*WORK TO BE COMPLETED:*
Establish how many lines in the material include the string "mortalitatis" and report it as a lone number.

[Data records]
----------
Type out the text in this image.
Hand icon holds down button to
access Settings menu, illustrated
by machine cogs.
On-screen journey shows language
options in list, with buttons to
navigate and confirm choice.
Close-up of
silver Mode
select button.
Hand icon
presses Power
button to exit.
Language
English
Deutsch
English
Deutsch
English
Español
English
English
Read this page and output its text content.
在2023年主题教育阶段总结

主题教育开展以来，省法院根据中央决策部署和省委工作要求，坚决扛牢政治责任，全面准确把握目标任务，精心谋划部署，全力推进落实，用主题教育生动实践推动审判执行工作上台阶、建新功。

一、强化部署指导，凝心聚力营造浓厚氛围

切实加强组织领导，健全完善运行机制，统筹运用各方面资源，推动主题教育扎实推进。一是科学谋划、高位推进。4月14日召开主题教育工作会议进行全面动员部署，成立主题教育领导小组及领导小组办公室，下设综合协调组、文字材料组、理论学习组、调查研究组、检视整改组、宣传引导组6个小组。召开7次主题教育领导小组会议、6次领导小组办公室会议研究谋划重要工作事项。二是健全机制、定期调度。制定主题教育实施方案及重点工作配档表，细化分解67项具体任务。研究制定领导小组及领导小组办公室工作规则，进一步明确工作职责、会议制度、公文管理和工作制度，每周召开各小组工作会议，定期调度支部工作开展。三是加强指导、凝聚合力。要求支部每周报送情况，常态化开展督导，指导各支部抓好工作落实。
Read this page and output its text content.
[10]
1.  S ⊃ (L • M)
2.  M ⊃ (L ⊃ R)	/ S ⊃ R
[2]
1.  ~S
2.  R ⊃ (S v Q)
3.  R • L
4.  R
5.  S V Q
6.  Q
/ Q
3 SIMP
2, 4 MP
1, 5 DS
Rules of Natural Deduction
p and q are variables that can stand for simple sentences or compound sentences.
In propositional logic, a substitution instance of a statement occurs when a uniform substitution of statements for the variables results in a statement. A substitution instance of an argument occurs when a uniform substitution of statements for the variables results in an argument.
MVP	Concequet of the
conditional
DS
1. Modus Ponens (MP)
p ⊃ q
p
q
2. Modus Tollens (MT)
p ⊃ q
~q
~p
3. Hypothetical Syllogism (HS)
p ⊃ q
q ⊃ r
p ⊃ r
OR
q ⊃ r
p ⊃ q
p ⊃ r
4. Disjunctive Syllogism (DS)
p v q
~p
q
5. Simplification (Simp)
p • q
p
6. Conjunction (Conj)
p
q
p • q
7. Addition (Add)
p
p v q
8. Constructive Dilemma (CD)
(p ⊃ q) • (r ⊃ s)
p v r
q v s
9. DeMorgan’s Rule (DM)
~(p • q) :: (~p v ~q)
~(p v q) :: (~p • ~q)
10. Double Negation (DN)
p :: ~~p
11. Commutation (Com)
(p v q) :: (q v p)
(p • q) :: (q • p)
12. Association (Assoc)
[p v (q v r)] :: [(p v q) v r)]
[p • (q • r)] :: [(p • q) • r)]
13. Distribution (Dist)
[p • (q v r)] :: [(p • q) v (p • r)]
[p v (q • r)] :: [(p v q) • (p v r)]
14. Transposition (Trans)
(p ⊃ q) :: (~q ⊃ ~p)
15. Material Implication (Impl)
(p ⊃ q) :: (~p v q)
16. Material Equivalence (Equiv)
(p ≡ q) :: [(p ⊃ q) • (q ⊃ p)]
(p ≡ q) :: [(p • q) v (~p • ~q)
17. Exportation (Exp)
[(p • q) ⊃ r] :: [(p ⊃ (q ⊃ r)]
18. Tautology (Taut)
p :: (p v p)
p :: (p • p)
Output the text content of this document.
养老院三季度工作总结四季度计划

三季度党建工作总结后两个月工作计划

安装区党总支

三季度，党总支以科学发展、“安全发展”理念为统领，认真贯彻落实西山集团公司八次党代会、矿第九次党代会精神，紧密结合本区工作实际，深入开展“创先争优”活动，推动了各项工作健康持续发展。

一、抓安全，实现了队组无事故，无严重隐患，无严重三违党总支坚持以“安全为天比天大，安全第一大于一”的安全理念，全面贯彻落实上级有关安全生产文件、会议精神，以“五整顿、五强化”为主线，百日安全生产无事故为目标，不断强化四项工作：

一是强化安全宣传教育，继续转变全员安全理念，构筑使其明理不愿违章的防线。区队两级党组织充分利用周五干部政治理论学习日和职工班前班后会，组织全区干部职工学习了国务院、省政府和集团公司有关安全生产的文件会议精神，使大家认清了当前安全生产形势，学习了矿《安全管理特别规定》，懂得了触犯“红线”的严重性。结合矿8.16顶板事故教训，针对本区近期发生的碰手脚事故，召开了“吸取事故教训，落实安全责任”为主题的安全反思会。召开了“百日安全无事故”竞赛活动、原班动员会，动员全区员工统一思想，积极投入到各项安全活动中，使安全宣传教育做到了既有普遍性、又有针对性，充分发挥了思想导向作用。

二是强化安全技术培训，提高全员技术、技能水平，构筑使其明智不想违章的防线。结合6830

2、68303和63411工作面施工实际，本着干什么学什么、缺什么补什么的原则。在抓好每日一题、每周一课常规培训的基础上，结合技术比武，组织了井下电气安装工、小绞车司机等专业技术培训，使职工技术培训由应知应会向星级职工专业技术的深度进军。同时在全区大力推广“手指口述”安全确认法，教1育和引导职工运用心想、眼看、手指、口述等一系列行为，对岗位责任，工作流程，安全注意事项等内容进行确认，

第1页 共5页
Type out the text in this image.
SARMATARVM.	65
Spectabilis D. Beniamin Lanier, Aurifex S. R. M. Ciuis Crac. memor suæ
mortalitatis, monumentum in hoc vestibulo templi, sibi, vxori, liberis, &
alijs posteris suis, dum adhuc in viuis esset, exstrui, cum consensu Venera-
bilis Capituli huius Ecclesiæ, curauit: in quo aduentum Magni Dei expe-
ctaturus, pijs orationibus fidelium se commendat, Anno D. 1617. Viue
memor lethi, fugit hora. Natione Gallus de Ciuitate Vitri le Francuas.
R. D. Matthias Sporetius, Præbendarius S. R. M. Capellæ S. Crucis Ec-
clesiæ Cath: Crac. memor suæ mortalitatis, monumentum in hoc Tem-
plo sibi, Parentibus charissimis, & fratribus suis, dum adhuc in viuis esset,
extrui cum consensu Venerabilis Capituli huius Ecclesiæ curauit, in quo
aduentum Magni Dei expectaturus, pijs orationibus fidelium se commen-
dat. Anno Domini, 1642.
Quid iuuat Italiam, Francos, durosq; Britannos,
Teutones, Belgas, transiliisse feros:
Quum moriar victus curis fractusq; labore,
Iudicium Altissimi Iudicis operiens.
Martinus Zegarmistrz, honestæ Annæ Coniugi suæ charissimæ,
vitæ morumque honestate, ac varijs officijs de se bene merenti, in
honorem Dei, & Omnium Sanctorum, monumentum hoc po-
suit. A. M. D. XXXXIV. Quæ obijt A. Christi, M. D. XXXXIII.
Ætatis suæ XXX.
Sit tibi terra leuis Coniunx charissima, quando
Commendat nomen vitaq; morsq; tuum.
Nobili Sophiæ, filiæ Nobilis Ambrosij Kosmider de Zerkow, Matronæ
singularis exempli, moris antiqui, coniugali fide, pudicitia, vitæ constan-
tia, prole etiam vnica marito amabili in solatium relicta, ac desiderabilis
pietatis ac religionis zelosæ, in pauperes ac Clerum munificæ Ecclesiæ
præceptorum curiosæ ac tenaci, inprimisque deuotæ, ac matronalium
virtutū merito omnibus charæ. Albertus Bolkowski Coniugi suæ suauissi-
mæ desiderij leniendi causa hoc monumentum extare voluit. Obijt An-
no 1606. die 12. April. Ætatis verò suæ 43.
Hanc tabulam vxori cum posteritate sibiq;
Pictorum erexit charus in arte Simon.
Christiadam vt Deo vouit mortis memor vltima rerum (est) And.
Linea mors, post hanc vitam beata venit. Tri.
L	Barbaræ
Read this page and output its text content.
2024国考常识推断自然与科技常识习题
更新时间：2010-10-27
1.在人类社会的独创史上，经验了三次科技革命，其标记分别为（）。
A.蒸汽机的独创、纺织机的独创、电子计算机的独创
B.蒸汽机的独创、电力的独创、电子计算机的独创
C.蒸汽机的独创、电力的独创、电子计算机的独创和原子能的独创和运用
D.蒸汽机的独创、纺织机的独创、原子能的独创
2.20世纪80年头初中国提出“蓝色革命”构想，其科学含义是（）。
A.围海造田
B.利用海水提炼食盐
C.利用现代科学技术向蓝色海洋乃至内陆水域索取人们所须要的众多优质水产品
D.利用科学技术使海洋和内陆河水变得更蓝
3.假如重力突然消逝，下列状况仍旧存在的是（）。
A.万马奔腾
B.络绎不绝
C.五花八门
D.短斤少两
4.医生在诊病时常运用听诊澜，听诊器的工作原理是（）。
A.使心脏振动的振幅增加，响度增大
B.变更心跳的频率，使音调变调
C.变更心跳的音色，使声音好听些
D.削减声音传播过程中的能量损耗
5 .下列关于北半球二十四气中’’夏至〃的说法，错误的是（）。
----------
*REPLY:*
2